Stated task
Would you set down every entry shown below, precisely as written?

Data for processing
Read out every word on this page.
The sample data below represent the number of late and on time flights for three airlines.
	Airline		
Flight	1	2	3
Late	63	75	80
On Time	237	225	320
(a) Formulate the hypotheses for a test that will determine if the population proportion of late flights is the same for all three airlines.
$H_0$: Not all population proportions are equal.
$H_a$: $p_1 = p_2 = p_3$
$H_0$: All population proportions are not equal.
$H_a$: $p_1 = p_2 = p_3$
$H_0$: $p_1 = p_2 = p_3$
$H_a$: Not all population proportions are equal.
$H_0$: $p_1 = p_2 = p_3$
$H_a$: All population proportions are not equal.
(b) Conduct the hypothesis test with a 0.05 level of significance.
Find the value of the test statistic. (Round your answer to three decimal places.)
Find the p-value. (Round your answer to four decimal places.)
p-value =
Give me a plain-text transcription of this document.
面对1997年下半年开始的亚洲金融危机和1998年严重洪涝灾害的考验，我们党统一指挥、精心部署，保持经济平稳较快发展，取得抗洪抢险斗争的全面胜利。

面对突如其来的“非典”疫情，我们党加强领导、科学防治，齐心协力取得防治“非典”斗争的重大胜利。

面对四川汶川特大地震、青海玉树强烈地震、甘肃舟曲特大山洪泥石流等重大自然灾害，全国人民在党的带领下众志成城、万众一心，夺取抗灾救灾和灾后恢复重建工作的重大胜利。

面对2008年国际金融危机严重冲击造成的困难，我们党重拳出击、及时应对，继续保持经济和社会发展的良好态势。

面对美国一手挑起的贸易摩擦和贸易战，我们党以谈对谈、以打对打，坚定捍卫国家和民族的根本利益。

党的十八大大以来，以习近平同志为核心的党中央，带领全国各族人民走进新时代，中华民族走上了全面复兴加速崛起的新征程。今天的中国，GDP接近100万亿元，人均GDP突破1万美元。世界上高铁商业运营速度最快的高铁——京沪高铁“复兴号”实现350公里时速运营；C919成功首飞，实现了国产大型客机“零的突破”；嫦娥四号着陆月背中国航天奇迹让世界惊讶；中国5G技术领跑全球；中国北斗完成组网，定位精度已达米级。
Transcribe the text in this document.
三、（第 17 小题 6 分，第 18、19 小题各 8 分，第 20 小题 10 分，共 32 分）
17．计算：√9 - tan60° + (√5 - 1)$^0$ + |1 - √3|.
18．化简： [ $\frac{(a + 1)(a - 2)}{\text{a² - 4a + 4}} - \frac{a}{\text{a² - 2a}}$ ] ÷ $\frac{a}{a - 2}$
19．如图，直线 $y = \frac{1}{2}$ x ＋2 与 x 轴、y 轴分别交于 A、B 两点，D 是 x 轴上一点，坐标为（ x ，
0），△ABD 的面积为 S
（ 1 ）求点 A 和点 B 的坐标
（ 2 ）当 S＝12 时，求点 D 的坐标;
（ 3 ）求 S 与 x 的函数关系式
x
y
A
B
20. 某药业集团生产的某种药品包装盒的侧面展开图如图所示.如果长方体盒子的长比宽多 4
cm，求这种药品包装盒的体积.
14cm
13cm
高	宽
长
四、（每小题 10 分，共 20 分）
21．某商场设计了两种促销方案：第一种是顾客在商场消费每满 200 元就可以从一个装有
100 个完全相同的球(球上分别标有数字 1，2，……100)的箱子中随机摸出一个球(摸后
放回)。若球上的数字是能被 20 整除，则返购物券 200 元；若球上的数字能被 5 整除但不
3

Worked solution
Read out every word on this page.
The sample data below represent the number of late and on time flights for three airlines.
	Airline		
Flight	1	2	3
Late	63	75	80
On Time	237	225	320
(a) Formulate the hypotheses for a test that will determine if the population proportion of late flights is the same for all three airlines.
$H_0$: Not all population proportions are equal.
$H_a$: $p_1 = p_2 = p_3$
$H_0$: All population proportions are not equal.
$H_a$: $p_1 = p_2 = p_3$
$H_0$: $p_1 = p_2 = p_3$
$H_a$: Not all population proportions are equal.
$H_0$: $p_1 = p_2 = p_3$
$H_a$: All population proportions are not equal.
(b) Conduct the hypothesis test with a 0.05 level of significance.
Find the value of the test statistic. (Round your answer to three decimal places.)
Find the p-value. (Round your answer to four decimal places.)
p-value =
Give me a plain-text transcription of this document.
面对1997年下半年开始的亚洲金融危机和1998年严重洪涝灾害的考验，我们党统一指挥、精心部署，保持经济平稳较快发展，取得抗洪抢险斗争的全面胜利。

面对突如其来的“非典”疫情，我们党加强领导、科学防治，齐心协力取得防治“非典”斗争的重大胜利。

面对四川汶川特大地震、青海玉树强烈地震、甘肃舟曲特大山洪泥石流等重大自然灾害，全国人民在党的带领下众志成城、万众一心，夺取抗灾救灾和灾后恢复重建工作的重大胜利。

面对2008年国际金融危机严重冲击造成的困难，我们党重拳出击、及时应对，继续保持经济和社会发展的良好态势。

面对美国一手挑起的贸易摩擦和贸易战，我们党以谈对谈、以打对打，坚定捍卫国家和民族的根本利益。

党的十八大大以来，以习近平同志为核心的党中央，带领全国各族人民走进新时代，中华民族走上了全面复兴加速崛起的新征程。今天的中国，GDP接近100万亿元，人均GDP突破1万美元。世界上高铁商业运营速度最快的高铁——京沪高铁“复兴号”实现350公里时速运营；C919成功首飞，实现了国产大型客机“零的突破”；嫦娥四号着陆月背中国航天奇迹让世界惊讶；中国5G技术领跑全球；中国北斗完成组网，定位精度已达米级。
Transcribe the text in this document.
三、（第 17 小题 6 分，第 18、19 小题各 8 分，第 20 小题 10 分，共 32 分）
17．计算：√9 - tan60° + (√5 - 1)$^0$ + |1 - √3|.
18．化简： [ $\frac{(a + 1)(a - 2)}{\text{a² - 4a + 4}} - \frac{a}{\text{a² - 2a}}$ ] ÷ $\frac{a}{a - 2}$
19．如图，直线 $y = \frac{1}{2}$ x ＋2 与 x 轴、y 轴分别交于 A、B 两点，D 是 x 轴上一点，坐标为（ x ，
0），△ABD 的面积为 S
（ 1 ）求点 A 和点 B 的坐标
（ 2 ）当 S＝12 时，求点 D 的坐标;
（ 3 ）求 S 与 x 的函数关系式
x
y
A
B
20. 某药业集团生产的某种药品包装盒的侧面展开图如图所示.如果长方体盒子的长比宽多 4
cm，求这种药品包装盒的体积.
14cm
13cm
高	宽
长
四、（每小题 10 分，共 20 分）
21．某商场设计了两种促销方案：第一种是顾客在商场消费每满 200 元就可以从一个装有
100 个完全相同的球(球上分别标有数字 1，2，……100)的箱子中随机摸出一个球(摸后
放回)。若球上的数字是能被 20 整除，则返购物券 200 元；若球上的数字能被 5 整除但不
3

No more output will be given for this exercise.